Exercise description →
Every line of the material is to be quoted verbatim, minus the pictures.

A block of data →

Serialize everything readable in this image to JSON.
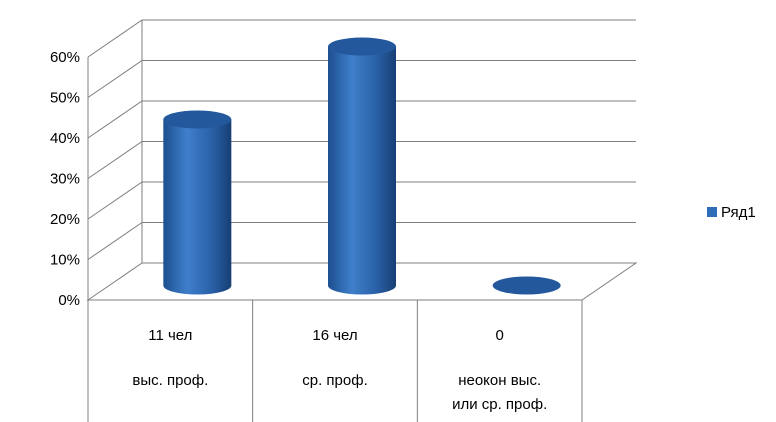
{
  "chart_data": {
    "type": "bar",
    "style": "3d-cylinder",
    "categories": [
      [
        "11 чел",
        "выс. проф."
      ],
      [
        "16 чел",
        "ср. проф."
      ],
      [
        "0",
        "неокон выс.",
        "или ср. проф."
      ]
    ],
    "series": [
      {
        "name": "Ряд1",
        "values": [
          0.41,
          0.59,
          0
        ],
        "color": "#2f6db6"
      }
    ],
    "yticks": [
      "0%",
      "10%",
      "20%",
      "30%",
      "40%",
      "50%",
      "60%"
    ],
    "ylim": [
      0,
      0.6
    ],
    "grid": true,
    "legend": "right",
    "title": "",
    "xlabel": "",
    "ylabel": ""
  }
}
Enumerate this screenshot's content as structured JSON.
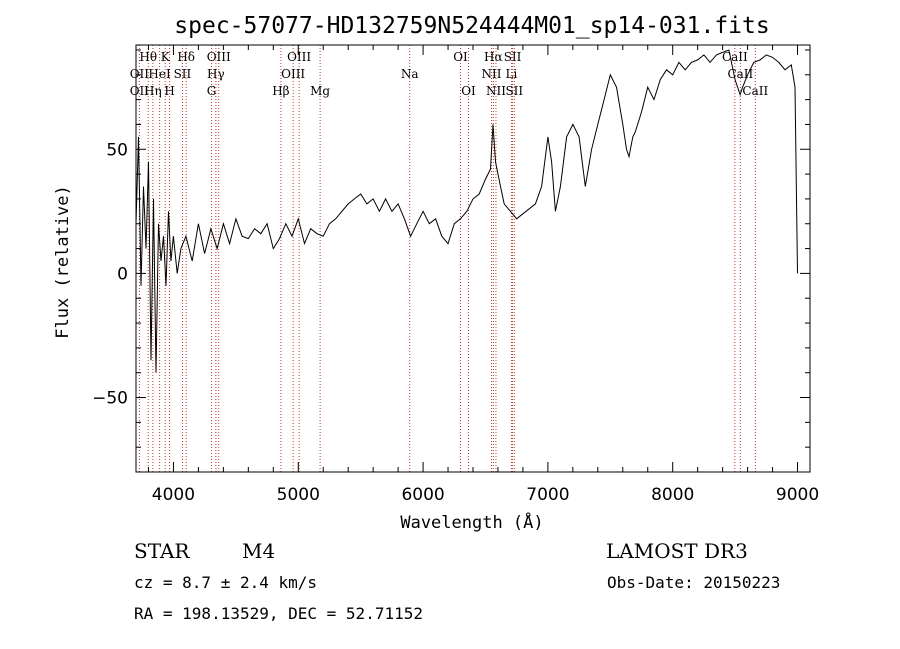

Answer for this exercise →
Serialize everything readable in this image to JSON.
{
  "chart_data": {
    "type": "bar",
    "style": "3d-cylinder",
    "categories": [
      [
        "11 чел",
        "выс. проф."
      ],
      [
        "16 чел",
        "ср. проф."
      ],
      [
        "0",
        "неокон выс.",
        "или ср. проф."
      ]
    ],
    "series": [
      {
        "name": "Ряд1",
        "values": [
          0.41,
          0.59,
          0
        ],
        "color": "#2f6db6"
      }
    ],
    "yticks": [
      "0%",
      "10%",
      "20%",
      "30%",
      "40%",
      "50%",
      "60%"
    ],
    "ylim": [
      0,
      0.6
    ],
    "grid": true,
    "legend": "right",
    "title": "",
    "xlabel": "",
    "ylabel": ""
  }
}
Enumerate this screenshot's content as structured JSON.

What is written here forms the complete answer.